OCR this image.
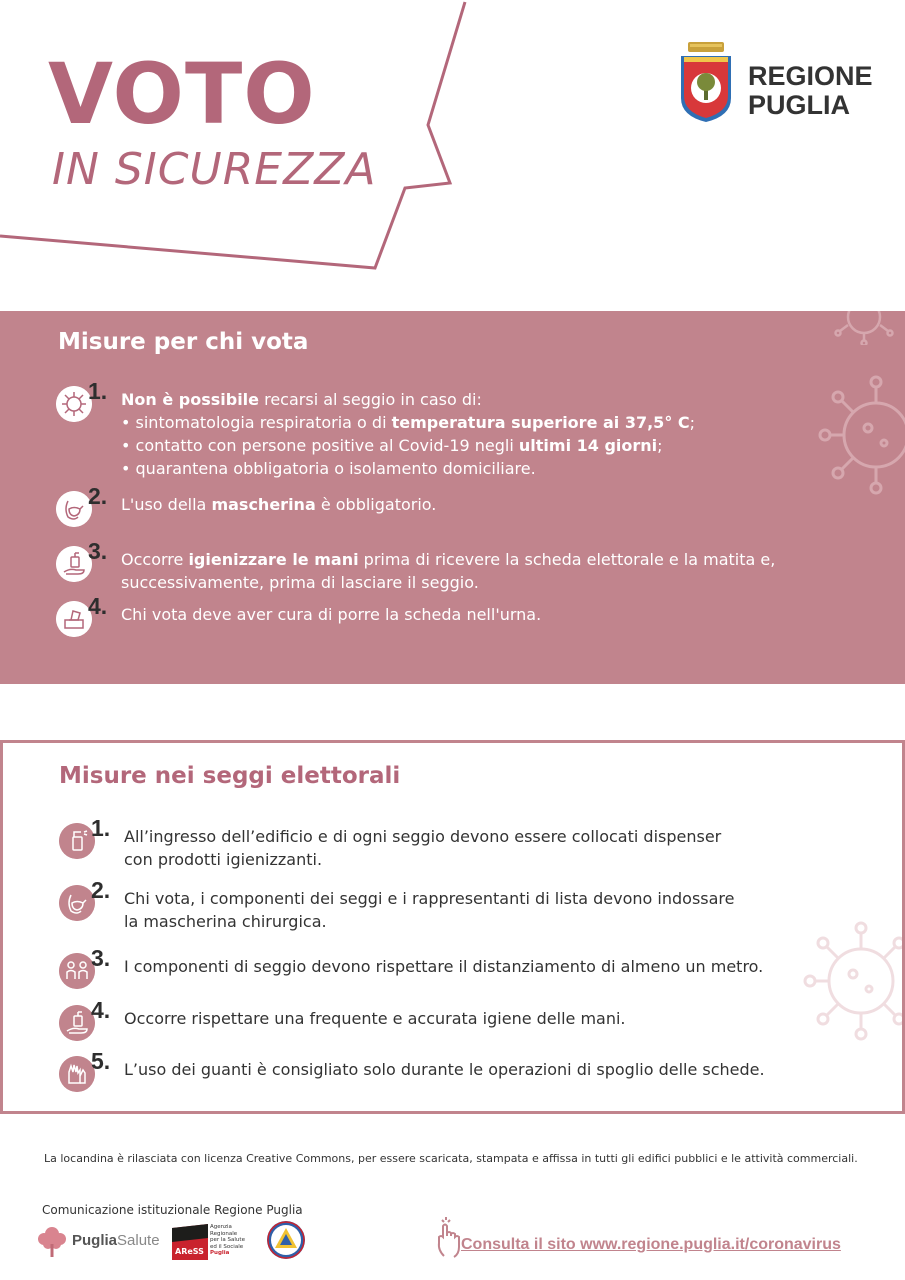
VOTO
IN SICUREZZA
REGIONE
PUGLIA
Misure per chi vota
1. Non è possibile recarsi al seggio in caso di:
• sintomatologia respiratoria o di temperatura superiore ai 37,5° C;
• contatto con persone positive al Covid-19 negli ultimi 14 giorni;
• quarantena obbligatoria o isolamento domiciliare.
2. L'uso della mascherina è obbligatorio.
3. Occorre igienizzare le mani prima di ricevere la scheda elettorale e la matita e,
successivamente, prima di lasciare il seggio.
4. Chi vota deve aver cura di porre la scheda nell'urna.
Misure nei seggi elettorali
1. All’ingresso dell’edificio e di ogni seggio devono essere collocati dispenser
con prodotti igienizzanti.
2. Chi vota, i componenti dei seggi e i rappresentanti di lista devono indossare
la mascherina chirurgica.
3. I componenti di seggio devono rispettare il distanziamento di almeno un metro.
4. Occorre rispettare una frequente e accurata igiene delle mani.
5. L’uso dei guanti è consigliato solo durante le operazioni di spoglio delle schede.
La locandina è rilasciata con licenza Creative Commons, per essere scaricata, stampata e affissa in tutti gli edifici pubblici e le attività commerciali.
Comunicazione istituzionale Regione Puglia
PugliaSalute
AReSS
Agenzia
Regionale
per la Salute
ed il Sociale
Puglia	Consulta il sito www.regione.puglia.it/coronavirus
▬▬▬
Requirement:
Within the material, find all lines that hold the word "seggio" and show them.

Answer for this exercise:
1. Non è possibile recarsi al seggio in caso di:
successivamente, prima di lasciare il seggio.
1. All’ingresso dell’edificio e di ogni seggio devono essere collocati dispenser
3. I componenti di seggio devono rispettare il distanziamento di almeno un metro.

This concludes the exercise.